Given exercise: Go through the listing and return every line with "title" in it.

Items:
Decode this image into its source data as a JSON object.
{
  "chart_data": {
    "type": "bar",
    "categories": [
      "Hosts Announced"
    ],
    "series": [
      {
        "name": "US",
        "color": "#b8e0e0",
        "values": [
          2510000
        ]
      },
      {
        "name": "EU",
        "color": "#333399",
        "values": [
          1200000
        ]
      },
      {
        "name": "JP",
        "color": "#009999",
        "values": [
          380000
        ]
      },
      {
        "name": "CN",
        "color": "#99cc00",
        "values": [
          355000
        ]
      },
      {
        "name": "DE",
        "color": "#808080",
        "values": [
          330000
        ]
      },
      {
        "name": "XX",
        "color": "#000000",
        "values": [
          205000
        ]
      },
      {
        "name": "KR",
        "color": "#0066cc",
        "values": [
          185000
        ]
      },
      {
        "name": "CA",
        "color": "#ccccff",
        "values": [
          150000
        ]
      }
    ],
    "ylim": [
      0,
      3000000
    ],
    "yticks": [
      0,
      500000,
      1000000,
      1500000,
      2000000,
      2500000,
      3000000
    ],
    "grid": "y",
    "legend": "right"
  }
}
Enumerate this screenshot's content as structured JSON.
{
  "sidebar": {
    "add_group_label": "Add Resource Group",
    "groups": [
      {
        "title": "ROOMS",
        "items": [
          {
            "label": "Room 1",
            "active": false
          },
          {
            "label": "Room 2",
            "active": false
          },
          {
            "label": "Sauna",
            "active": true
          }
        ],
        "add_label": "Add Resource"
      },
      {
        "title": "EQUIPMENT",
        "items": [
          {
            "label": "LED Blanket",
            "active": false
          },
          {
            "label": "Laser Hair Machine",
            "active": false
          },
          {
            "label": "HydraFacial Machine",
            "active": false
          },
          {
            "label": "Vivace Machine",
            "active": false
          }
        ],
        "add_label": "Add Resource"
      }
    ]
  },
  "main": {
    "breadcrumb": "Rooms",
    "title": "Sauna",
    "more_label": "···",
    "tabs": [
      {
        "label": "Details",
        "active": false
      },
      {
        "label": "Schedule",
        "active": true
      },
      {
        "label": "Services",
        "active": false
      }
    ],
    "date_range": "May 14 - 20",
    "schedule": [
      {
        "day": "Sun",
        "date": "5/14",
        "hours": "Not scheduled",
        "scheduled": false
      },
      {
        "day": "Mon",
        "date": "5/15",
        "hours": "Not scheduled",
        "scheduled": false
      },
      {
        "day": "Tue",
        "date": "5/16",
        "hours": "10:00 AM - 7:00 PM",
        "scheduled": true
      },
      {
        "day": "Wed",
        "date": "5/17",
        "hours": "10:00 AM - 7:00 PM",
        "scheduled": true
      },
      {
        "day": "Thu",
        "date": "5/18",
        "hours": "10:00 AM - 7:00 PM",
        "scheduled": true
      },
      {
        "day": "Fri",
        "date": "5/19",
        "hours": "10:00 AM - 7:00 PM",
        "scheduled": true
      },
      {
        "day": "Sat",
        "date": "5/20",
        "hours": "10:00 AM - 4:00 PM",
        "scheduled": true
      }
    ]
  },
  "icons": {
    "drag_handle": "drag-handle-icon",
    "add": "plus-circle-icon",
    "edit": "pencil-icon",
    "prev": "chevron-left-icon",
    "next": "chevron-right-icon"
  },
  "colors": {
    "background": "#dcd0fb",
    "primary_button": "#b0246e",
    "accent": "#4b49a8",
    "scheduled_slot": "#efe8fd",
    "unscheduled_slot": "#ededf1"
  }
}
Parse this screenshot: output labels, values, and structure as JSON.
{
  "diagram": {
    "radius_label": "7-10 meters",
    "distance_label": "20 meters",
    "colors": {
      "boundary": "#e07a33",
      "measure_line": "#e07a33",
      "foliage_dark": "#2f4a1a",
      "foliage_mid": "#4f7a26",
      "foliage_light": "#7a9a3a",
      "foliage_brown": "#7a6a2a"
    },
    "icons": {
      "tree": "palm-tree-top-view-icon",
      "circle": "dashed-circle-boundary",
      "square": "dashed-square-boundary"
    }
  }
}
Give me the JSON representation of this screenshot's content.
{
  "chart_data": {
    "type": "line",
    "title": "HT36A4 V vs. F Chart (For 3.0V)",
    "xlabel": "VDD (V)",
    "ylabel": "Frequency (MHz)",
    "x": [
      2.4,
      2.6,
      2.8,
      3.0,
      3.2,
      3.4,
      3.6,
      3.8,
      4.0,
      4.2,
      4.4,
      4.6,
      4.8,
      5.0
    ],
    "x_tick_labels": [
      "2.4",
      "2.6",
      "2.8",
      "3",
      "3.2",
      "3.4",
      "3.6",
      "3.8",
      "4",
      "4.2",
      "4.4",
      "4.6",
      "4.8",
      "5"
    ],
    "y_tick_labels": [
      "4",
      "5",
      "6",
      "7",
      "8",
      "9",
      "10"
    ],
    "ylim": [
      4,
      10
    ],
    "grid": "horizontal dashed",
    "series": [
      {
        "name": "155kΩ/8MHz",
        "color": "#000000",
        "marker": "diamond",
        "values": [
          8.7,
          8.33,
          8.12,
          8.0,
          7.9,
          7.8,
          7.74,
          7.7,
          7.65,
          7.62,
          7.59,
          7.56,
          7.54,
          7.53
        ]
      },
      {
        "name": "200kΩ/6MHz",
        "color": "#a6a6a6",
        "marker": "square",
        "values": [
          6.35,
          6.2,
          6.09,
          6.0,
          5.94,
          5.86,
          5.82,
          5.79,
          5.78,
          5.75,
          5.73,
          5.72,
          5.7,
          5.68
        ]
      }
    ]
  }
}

Solved problem:
        "title": "ROOMS",
        "title": "EQUIPMENT",
    "title": "Sauna",
    "title": "HT36A4 V vs. F Chart (For 3.0V)",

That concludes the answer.